- _Exercise details_
Using the listing below, please gather every line containing the word "color".
§ §
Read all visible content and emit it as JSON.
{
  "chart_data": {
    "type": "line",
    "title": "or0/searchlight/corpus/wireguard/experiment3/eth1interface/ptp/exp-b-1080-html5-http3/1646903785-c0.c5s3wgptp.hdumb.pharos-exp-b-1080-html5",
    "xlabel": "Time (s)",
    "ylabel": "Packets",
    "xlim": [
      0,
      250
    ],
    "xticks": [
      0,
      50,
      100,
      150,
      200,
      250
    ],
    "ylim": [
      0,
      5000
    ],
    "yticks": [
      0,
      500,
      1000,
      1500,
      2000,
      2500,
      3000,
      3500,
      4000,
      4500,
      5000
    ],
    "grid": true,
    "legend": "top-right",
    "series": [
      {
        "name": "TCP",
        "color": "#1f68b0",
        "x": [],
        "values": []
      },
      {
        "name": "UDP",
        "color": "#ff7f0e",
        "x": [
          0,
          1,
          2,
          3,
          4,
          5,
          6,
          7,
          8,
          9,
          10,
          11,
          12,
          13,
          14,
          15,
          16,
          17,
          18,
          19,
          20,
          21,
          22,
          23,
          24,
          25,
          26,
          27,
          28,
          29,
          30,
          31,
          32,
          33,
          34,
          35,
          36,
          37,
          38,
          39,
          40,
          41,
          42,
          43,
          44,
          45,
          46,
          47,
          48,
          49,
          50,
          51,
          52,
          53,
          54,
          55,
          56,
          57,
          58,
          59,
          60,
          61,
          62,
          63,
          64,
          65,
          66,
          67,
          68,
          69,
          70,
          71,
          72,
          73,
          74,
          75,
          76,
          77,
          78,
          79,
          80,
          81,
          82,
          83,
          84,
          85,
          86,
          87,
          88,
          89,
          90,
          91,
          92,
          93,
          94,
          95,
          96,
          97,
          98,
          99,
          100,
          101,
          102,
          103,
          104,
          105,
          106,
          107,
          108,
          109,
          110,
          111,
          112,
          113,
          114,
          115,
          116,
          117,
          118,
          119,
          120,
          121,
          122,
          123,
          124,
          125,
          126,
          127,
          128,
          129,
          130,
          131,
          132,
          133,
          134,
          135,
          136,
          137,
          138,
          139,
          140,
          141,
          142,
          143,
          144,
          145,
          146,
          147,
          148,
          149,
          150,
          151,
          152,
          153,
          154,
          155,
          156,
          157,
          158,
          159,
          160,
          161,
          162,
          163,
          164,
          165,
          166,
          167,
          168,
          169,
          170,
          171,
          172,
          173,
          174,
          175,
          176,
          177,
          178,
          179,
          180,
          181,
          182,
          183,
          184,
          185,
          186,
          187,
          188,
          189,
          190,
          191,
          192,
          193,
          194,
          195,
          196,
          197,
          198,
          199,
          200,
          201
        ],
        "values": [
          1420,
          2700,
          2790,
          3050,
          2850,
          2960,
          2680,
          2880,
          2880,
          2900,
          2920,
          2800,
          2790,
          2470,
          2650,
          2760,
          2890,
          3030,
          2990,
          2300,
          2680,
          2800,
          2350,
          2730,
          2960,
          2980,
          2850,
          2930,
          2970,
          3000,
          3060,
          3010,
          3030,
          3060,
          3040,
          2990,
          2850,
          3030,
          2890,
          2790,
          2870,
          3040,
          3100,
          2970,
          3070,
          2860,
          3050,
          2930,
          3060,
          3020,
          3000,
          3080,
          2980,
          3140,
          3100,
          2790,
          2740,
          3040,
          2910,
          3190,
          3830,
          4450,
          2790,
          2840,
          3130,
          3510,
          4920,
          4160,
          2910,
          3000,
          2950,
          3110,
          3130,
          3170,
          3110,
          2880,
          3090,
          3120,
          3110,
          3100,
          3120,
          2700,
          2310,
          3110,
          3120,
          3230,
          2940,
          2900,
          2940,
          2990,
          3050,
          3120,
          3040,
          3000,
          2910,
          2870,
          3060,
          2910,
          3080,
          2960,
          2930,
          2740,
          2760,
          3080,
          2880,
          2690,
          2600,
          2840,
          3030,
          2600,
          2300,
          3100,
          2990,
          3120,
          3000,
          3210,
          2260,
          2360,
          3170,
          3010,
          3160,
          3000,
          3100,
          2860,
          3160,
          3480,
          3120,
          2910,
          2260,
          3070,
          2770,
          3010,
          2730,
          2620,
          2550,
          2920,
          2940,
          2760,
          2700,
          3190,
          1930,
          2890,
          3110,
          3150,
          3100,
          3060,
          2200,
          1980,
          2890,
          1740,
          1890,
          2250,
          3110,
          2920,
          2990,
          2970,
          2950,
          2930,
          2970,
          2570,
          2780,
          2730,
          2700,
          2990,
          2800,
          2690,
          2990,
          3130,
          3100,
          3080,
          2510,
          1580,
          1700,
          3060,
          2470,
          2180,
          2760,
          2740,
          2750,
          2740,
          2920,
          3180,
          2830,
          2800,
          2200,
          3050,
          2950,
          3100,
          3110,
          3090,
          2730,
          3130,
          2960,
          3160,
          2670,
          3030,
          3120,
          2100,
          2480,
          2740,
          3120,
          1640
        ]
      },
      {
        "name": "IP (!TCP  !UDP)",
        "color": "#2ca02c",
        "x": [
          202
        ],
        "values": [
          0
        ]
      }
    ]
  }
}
§ §
- _Answer to this exercise_
        "color": "#1f68b0",
        "color": "#ff7f0e",
        "color": "#2ca02c",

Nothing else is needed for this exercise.